Extracted records →
┄┄┄┄┄┄┄┄┄┄
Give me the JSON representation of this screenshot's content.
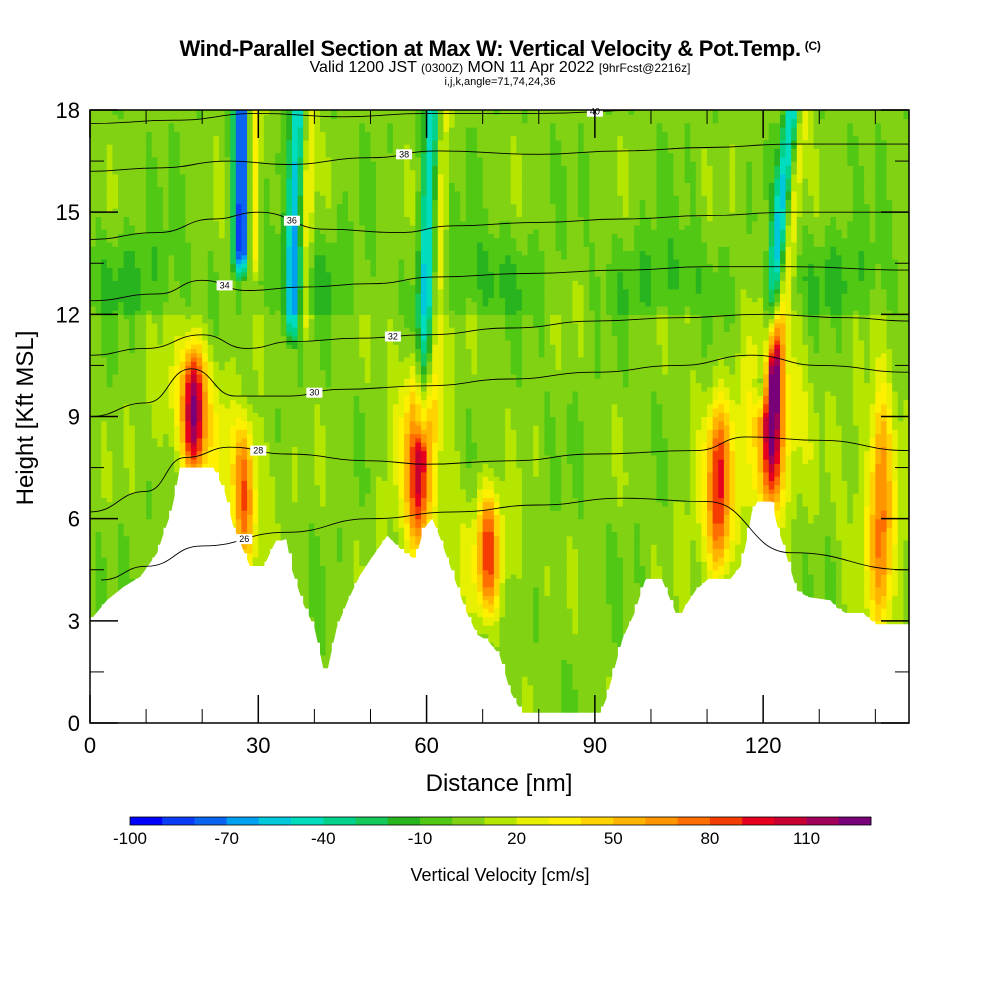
{
  "title": "Wind-Parallel Section at Max W: Vertical Velocity & Pot.Temp.",
  "copyright_mark": "(C)",
  "subtitle_main": "Valid 1200 JST",
  "subtitle_zulu": "(0300Z)",
  "subtitle_date": "MON 11 Apr 2022",
  "subtitle_fcst": "[9hrFcst@2216z]",
  "params": "i,j,k,angle=71,74,24,36",
  "chart_data": {
    "type": "heatmap",
    "xlabel": "Distance [nm]",
    "ylabel": "Height [Kft MSL]",
    "xlim": [
      0,
      146
    ],
    "ylim": [
      0,
      18
    ],
    "x_ticks": [
      0,
      30,
      60,
      90,
      120
    ],
    "y_ticks": [
      0,
      3,
      6,
      9,
      12,
      15,
      18
    ],
    "grid": false,
    "terrain": [
      [
        0,
        3.0
      ],
      [
        1.5,
        3.3
      ],
      [
        3,
        3.6
      ],
      [
        6,
        4.0
      ],
      [
        9,
        4.3
      ],
      [
        12,
        5.0
      ],
      [
        13,
        5.5
      ],
      [
        14.5,
        6.2
      ],
      [
        15.5,
        7.0
      ],
      [
        16,
        7.5
      ],
      [
        22,
        7.5
      ],
      [
        24,
        6.8
      ],
      [
        25.5,
        5.8
      ],
      [
        27,
        5.2
      ],
      [
        28.5,
        4.6
      ],
      [
        31,
        4.6
      ],
      [
        33,
        5.3
      ],
      [
        35,
        5.4
      ],
      [
        36,
        4.5
      ],
      [
        38,
        3.5
      ],
      [
        40,
        2.8
      ],
      [
        42,
        1.3
      ],
      [
        44,
        2.8
      ],
      [
        46,
        3.6
      ],
      [
        48,
        4.3
      ],
      [
        50,
        4.8
      ],
      [
        53,
        5.5
      ],
      [
        56,
        5.0
      ],
      [
        58,
        4.8
      ],
      [
        59.5,
        5.7
      ],
      [
        61,
        6.0
      ],
      [
        62.5,
        5.4
      ],
      [
        64,
        4.7
      ],
      [
        65.5,
        4.0
      ],
      [
        67,
        3.3
      ],
      [
        69,
        2.6
      ],
      [
        71,
        2.4
      ],
      [
        73,
        2.0
      ],
      [
        75,
        0.9
      ],
      [
        77,
        0.3
      ],
      [
        84,
        0.3
      ],
      [
        85,
        0.3
      ],
      [
        91,
        0.3
      ],
      [
        92,
        0.7
      ],
      [
        93,
        1.3
      ],
      [
        95,
        2.5
      ],
      [
        97,
        3.2
      ],
      [
        99,
        4.2
      ],
      [
        102,
        4.2
      ],
      [
        104,
        3.4
      ],
      [
        105,
        3.0
      ],
      [
        106,
        3.4
      ],
      [
        108,
        3.9
      ],
      [
        110,
        4.2
      ],
      [
        114,
        4.2
      ],
      [
        116,
        4.6
      ],
      [
        117,
        5.3
      ],
      [
        118,
        6.2
      ],
      [
        119,
        6.5
      ],
      [
        121.5,
        6.5
      ],
      [
        122.5,
        5.8
      ],
      [
        124,
        5.0
      ],
      [
        126,
        3.9
      ],
      [
        128,
        3.7
      ],
      [
        132,
        3.6
      ],
      [
        133,
        3.4
      ],
      [
        135,
        3.2
      ],
      [
        138,
        3.2
      ],
      [
        140,
        2.9
      ],
      [
        146,
        2.9
      ]
    ],
    "colorbar": {
      "label": "Vertical Velocity [cm/s]",
      "levels": [
        -100,
        -90,
        -80,
        -70,
        -60,
        -50,
        -40,
        -30,
        -20,
        -10,
        0,
        10,
        20,
        30,
        40,
        50,
        60,
        70,
        80,
        90,
        100,
        110,
        120,
        130
      ],
      "tick_labels": [
        "-100",
        "-70",
        "-40",
        "-10",
        "20",
        "50",
        "80",
        "110"
      ],
      "tick_values": [
        -100,
        -70,
        -40,
        -10,
        20,
        50,
        80,
        110
      ],
      "colors": [
        "#0000ff",
        "#0a3cf5",
        "#0a64f0",
        "#00a0f0",
        "#00c8dc",
        "#00dcbe",
        "#00d28c",
        "#14c85a",
        "#28b41e",
        "#50c814",
        "#82d214",
        "#b4e600",
        "#e6f000",
        "#fff000",
        "#ffd200",
        "#ffb400",
        "#ff9600",
        "#ff6e00",
        "#f53c00",
        "#e6001e",
        "#c80032",
        "#a0005a",
        "#780078"
      ]
    },
    "updraft_cores": [
      {
        "x": 18.5,
        "y_bottom": 7.6,
        "y_top": 10.8,
        "w_max": 90
      },
      {
        "x": 27.5,
        "y_bottom": 5.0,
        "y_top": 8.5,
        "w_max": 55
      },
      {
        "x": 58.5,
        "y_bottom": 5.2,
        "y_top": 10.2,
        "w_max": 75
      },
      {
        "x": 71,
        "y_bottom": 3.5,
        "y_top": 6.5,
        "w_max": 60
      },
      {
        "x": 112,
        "y_bottom": 4.5,
        "y_top": 9.0,
        "w_max": 65
      },
      {
        "x": 121.5,
        "y_bottom": 6.6,
        "y_top": 11.5,
        "w_max": 100
      },
      {
        "x": 141,
        "y_bottom": 3.2,
        "y_top": 9.5,
        "w_max": 55
      }
    ],
    "downdraft_bands": [
      {
        "x_top": 27,
        "x_bottom": 27,
        "y_bottom": 14,
        "y_top": 18,
        "w_min": -95
      },
      {
        "x_top": 37,
        "x_bottom": 36,
        "y_bottom": 12,
        "y_top": 18,
        "w_min": -60
      },
      {
        "x_top": 61,
        "x_bottom": 59,
        "y_bottom": 9,
        "y_top": 18,
        "w_min": -55
      },
      {
        "x_top": 125,
        "x_bottom": 120,
        "y_bottom": 10,
        "y_top": 18,
        "w_min": -55
      }
    ],
    "theta_contours": [
      {
        "label": "26",
        "points": [
          [
            2,
            4.2
          ],
          [
            10,
            4.6
          ],
          [
            20,
            5.2
          ],
          [
            35,
            5.6
          ],
          [
            50,
            6.0
          ],
          [
            65,
            6.2
          ],
          [
            80,
            6.4
          ],
          [
            95,
            6.6
          ],
          [
            110,
            6.5
          ],
          [
            125,
            5.0
          ],
          [
            146,
            4.5
          ]
        ]
      },
      {
        "label": "28",
        "points": [
          [
            0,
            6.2
          ],
          [
            10,
            6.8
          ],
          [
            17,
            7.8
          ],
          [
            25,
            8.1
          ],
          [
            35,
            7.9
          ],
          [
            50,
            7.7
          ],
          [
            60,
            7.6
          ],
          [
            75,
            7.7
          ],
          [
            90,
            7.9
          ],
          [
            108,
            8.0
          ],
          [
            117,
            8.4
          ],
          [
            130,
            8.3
          ],
          [
            146,
            8.0
          ]
        ]
      },
      {
        "label": "30",
        "points": [
          [
            0,
            9.0
          ],
          [
            10,
            9.4
          ],
          [
            18,
            10.4
          ],
          [
            26,
            9.6
          ],
          [
            35,
            9.6
          ],
          [
            45,
            9.8
          ],
          [
            60,
            9.9
          ],
          [
            75,
            10.1
          ],
          [
            90,
            10.3
          ],
          [
            105,
            10.5
          ],
          [
            118,
            10.8
          ],
          [
            130,
            10.5
          ],
          [
            146,
            10.3
          ]
        ]
      },
      {
        "label": "32",
        "points": [
          [
            0,
            10.8
          ],
          [
            10,
            11.0
          ],
          [
            20,
            11.4
          ],
          [
            28,
            11.0
          ],
          [
            36,
            11.2
          ],
          [
            48,
            11.3
          ],
          [
            60,
            11.4
          ],
          [
            75,
            11.6
          ],
          [
            90,
            11.8
          ],
          [
            105,
            11.9
          ],
          [
            120,
            12.0
          ],
          [
            135,
            11.9
          ],
          [
            146,
            11.8
          ]
        ]
      },
      {
        "label": "34",
        "points": [
          [
            0,
            12.4
          ],
          [
            12,
            12.6
          ],
          [
            20,
            13.0
          ],
          [
            28,
            12.7
          ],
          [
            38,
            12.8
          ],
          [
            50,
            12.9
          ],
          [
            62,
            13.1
          ],
          [
            78,
            13.2
          ],
          [
            95,
            13.3
          ],
          [
            110,
            13.4
          ],
          [
            125,
            13.4
          ],
          [
            146,
            13.3
          ]
        ]
      },
      {
        "label": "36",
        "points": [
          [
            0,
            14.2
          ],
          [
            12,
            14.4
          ],
          [
            22,
            14.8
          ],
          [
            30,
            15.0
          ],
          [
            42,
            14.5
          ],
          [
            55,
            14.4
          ],
          [
            65,
            14.6
          ],
          [
            80,
            14.7
          ],
          [
            95,
            14.8
          ],
          [
            110,
            14.9
          ],
          [
            125,
            15.0
          ],
          [
            146,
            15.0
          ]
        ]
      },
      {
        "label": "38",
        "points": [
          [
            0,
            16.2
          ],
          [
            12,
            16.3
          ],
          [
            25,
            16.5
          ],
          [
            35,
            16.4
          ],
          [
            50,
            16.6
          ],
          [
            62,
            16.8
          ],
          [
            80,
            16.7
          ],
          [
            95,
            16.8
          ],
          [
            110,
            16.9
          ],
          [
            125,
            17.0
          ],
          [
            146,
            17.0
          ]
        ]
      },
      {
        "label": "40",
        "points": [
          [
            0,
            17.6
          ],
          [
            15,
            17.7
          ],
          [
            30,
            17.9
          ],
          [
            45,
            17.8
          ],
          [
            60,
            17.9
          ],
          [
            80,
            17.9
          ],
          [
            100,
            18.0
          ],
          [
            146,
            18.0
          ]
        ]
      }
    ]
  }
}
┄┄┄┄┄┄┄┄┄┄
Display every line of the listing that contains the string "Vertical".

  "title": "Wind-Parallel Section at Max W: Vertical Velocity & Pot.Temp.",
      "label": "Vertical Velocity [cm/s]",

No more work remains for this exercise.